● Requirements:
Only lines holding the word "caption" should be copied from the material.

** start of Exercise input **

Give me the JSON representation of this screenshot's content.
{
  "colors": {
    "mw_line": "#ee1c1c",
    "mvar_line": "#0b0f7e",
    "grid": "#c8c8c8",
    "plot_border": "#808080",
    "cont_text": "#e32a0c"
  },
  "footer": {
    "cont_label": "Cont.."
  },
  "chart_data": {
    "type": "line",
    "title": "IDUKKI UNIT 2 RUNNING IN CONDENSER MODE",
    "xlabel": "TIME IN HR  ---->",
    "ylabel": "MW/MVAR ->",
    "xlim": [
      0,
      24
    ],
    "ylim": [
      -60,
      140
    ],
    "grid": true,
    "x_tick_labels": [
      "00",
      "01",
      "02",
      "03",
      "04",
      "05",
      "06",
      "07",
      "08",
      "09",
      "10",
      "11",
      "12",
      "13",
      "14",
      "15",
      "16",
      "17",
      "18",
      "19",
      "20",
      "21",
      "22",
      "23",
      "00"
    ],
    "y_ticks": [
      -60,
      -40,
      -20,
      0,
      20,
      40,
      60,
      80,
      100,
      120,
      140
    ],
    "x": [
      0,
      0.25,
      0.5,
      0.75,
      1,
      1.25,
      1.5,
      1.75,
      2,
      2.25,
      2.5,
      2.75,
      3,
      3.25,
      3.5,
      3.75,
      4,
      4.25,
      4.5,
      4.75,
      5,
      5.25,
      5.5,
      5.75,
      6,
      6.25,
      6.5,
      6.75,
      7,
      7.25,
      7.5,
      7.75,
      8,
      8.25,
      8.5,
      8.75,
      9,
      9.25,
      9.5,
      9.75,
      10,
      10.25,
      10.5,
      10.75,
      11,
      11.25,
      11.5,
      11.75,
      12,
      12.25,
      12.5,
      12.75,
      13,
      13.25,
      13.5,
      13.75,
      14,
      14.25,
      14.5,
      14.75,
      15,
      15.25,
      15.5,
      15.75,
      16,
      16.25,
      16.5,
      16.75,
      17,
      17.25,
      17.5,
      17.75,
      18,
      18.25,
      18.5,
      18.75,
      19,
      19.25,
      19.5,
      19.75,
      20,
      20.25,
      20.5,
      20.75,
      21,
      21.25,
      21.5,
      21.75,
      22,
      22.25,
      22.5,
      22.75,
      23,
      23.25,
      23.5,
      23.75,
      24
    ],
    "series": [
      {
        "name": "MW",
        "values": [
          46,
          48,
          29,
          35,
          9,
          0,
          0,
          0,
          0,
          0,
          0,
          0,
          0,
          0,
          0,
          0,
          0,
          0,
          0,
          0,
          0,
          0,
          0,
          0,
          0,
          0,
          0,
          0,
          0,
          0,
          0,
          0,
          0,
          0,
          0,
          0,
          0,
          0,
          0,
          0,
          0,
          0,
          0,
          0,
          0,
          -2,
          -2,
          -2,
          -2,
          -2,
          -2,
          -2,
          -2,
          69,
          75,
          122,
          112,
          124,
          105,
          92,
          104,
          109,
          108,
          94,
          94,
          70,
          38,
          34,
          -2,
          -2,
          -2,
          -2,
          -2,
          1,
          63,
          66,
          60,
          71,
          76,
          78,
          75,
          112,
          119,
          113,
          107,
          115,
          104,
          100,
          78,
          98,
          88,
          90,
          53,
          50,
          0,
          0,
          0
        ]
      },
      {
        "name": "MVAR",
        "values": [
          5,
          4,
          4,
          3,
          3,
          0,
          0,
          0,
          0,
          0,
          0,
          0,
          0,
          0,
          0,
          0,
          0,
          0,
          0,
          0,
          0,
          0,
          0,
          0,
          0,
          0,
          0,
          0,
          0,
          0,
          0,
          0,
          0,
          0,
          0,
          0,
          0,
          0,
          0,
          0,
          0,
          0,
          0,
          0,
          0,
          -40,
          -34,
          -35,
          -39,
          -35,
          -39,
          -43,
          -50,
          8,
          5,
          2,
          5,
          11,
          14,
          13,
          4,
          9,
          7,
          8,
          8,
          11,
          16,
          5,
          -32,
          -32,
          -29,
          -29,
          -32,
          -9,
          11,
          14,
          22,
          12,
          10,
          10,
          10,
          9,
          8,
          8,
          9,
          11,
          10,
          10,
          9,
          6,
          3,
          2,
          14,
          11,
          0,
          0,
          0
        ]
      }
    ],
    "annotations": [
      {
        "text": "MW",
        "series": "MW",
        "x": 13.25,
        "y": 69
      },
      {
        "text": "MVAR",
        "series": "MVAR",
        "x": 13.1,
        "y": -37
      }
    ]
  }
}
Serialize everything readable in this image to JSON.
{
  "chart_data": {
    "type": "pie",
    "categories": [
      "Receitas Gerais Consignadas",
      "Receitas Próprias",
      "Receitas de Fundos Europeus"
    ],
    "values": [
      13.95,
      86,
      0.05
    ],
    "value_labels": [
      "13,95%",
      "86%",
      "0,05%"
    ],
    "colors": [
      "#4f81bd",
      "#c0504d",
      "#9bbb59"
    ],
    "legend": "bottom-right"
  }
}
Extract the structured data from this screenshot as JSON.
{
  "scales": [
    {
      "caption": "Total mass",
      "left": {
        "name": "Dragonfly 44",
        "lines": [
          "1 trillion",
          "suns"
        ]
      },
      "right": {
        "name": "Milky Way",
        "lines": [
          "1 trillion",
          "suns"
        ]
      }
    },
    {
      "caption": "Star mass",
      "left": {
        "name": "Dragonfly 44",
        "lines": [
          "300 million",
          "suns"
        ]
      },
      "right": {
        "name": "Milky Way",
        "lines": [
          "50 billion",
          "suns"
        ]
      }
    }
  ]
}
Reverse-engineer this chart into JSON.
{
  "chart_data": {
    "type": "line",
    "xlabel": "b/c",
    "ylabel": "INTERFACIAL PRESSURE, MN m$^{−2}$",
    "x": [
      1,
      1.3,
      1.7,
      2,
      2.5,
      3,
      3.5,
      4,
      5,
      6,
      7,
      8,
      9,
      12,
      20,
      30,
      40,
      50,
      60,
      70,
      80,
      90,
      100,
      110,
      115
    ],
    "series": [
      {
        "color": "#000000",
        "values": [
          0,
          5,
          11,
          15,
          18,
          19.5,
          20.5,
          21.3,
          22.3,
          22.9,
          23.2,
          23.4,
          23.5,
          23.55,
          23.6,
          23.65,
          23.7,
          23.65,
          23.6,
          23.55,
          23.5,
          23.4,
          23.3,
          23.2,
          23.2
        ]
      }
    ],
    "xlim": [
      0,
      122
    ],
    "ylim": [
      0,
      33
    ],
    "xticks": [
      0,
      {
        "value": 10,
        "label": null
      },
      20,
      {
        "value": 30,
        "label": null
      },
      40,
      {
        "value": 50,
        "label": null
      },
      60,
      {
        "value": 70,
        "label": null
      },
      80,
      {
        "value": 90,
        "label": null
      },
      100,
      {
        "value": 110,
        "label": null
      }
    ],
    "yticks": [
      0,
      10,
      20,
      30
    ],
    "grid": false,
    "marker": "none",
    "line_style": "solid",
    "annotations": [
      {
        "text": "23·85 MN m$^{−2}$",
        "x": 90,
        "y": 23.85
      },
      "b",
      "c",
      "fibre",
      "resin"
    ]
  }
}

** end of Exercise input **

● The solution:
      "caption": "Total mass",
      "caption": "Star mass",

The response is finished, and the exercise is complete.